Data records

------------------------

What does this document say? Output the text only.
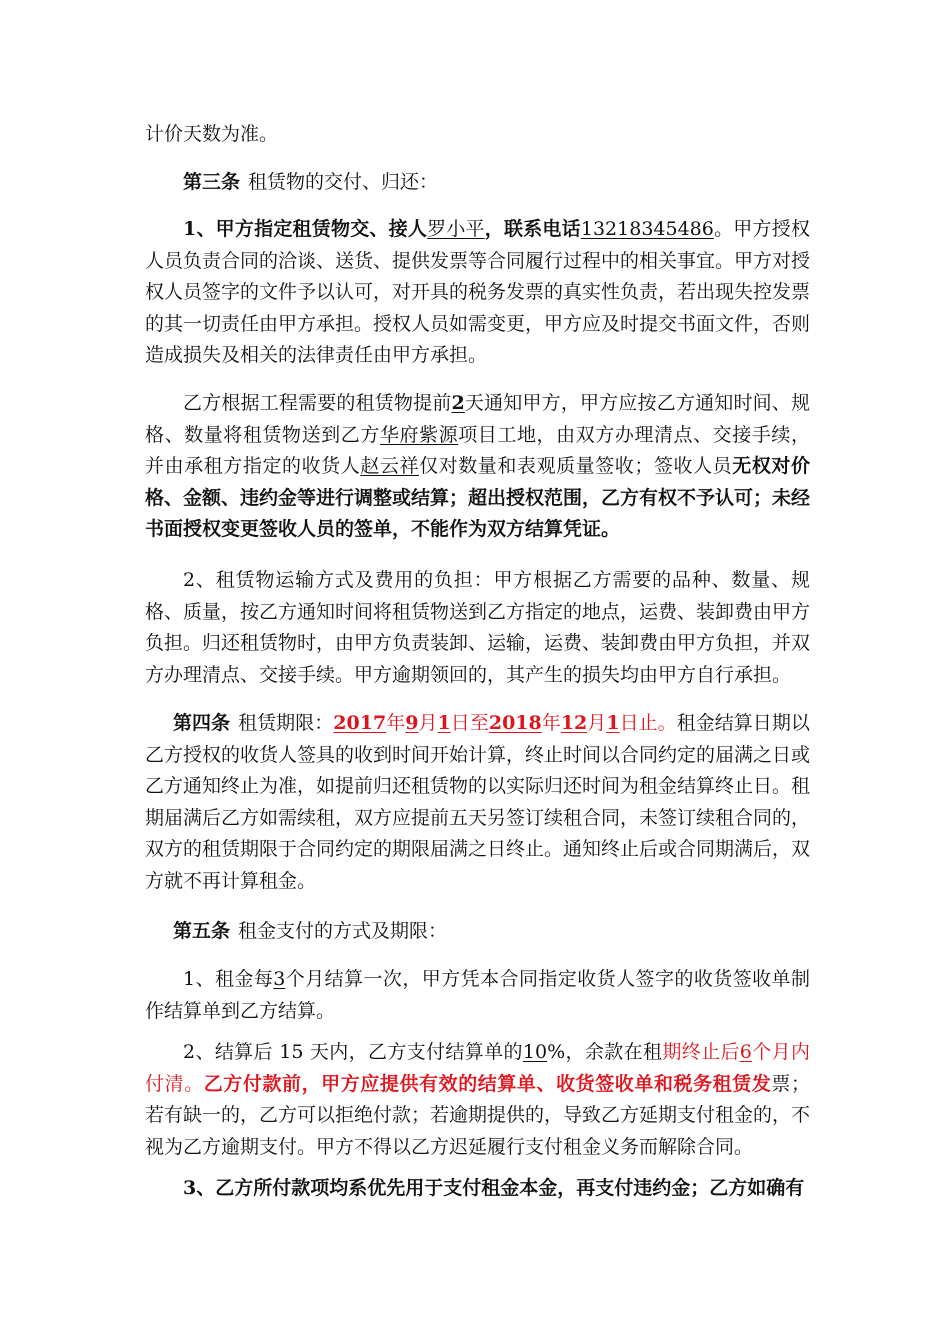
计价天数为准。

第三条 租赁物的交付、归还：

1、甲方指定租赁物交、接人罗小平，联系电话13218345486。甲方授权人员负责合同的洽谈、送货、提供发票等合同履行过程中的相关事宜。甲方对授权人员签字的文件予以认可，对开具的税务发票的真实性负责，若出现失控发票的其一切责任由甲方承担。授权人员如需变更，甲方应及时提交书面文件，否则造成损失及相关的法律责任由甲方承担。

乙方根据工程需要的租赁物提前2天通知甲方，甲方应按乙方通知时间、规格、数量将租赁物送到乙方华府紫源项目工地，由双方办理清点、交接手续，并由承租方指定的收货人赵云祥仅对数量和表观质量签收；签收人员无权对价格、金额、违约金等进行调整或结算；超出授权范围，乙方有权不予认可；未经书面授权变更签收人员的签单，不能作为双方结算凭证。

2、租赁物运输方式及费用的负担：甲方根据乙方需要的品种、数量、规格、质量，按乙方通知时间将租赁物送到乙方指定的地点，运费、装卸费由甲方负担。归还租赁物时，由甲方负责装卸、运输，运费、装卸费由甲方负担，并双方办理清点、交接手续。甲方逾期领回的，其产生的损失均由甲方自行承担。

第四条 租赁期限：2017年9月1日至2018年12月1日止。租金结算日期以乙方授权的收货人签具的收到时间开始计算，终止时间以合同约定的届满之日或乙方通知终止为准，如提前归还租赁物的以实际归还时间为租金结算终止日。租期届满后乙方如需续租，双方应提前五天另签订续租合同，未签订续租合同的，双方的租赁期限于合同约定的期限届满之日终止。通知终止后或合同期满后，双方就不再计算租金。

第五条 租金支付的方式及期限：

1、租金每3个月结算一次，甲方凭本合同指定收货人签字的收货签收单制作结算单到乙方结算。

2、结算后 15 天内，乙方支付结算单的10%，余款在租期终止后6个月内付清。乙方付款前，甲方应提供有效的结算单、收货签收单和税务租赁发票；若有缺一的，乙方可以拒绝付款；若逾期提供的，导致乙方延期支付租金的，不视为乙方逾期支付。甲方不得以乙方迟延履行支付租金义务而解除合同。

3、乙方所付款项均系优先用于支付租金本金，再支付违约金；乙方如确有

------------------------

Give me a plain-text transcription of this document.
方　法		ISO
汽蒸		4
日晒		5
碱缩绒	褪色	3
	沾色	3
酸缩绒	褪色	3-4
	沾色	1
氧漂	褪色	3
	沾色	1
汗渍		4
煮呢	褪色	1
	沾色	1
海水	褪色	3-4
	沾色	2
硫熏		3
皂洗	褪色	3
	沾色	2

------------------------

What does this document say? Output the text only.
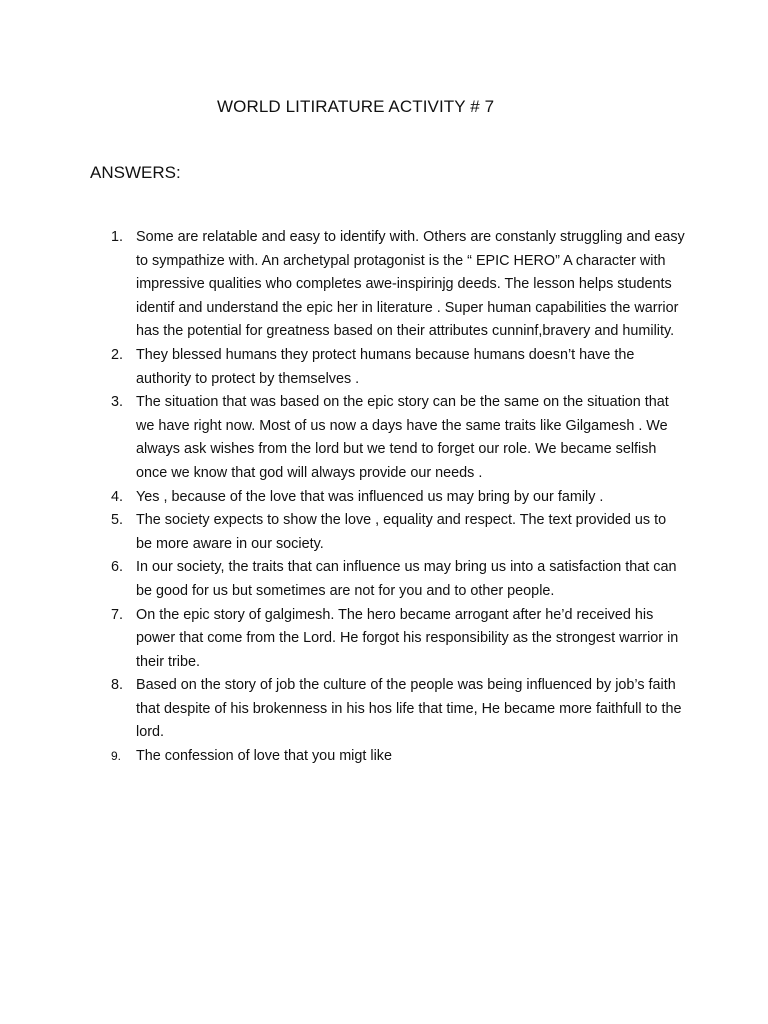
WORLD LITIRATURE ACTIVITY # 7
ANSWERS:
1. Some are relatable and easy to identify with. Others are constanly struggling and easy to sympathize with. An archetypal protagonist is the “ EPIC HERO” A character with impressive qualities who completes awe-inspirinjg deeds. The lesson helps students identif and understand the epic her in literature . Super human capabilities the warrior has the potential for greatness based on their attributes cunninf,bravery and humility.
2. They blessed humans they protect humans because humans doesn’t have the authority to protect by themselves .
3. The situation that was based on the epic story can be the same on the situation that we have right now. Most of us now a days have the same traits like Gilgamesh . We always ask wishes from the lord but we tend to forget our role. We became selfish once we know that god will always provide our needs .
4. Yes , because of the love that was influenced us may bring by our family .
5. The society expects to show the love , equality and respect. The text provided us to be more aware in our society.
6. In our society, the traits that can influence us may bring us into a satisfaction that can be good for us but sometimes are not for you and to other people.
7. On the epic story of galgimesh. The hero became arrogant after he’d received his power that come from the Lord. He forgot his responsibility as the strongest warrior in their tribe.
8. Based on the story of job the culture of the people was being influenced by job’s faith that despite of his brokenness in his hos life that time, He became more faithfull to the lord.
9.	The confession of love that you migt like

------------------------

# What to work on:
Which lines of the data include "love"? Copy each of them.

# Written solution:
4. Yes , because of the love that was influenced us may bring by our family .
5. The society expects to show the love , equality and respect. The text provided us to be more aware in our society.
9.	The confession of love that you migt like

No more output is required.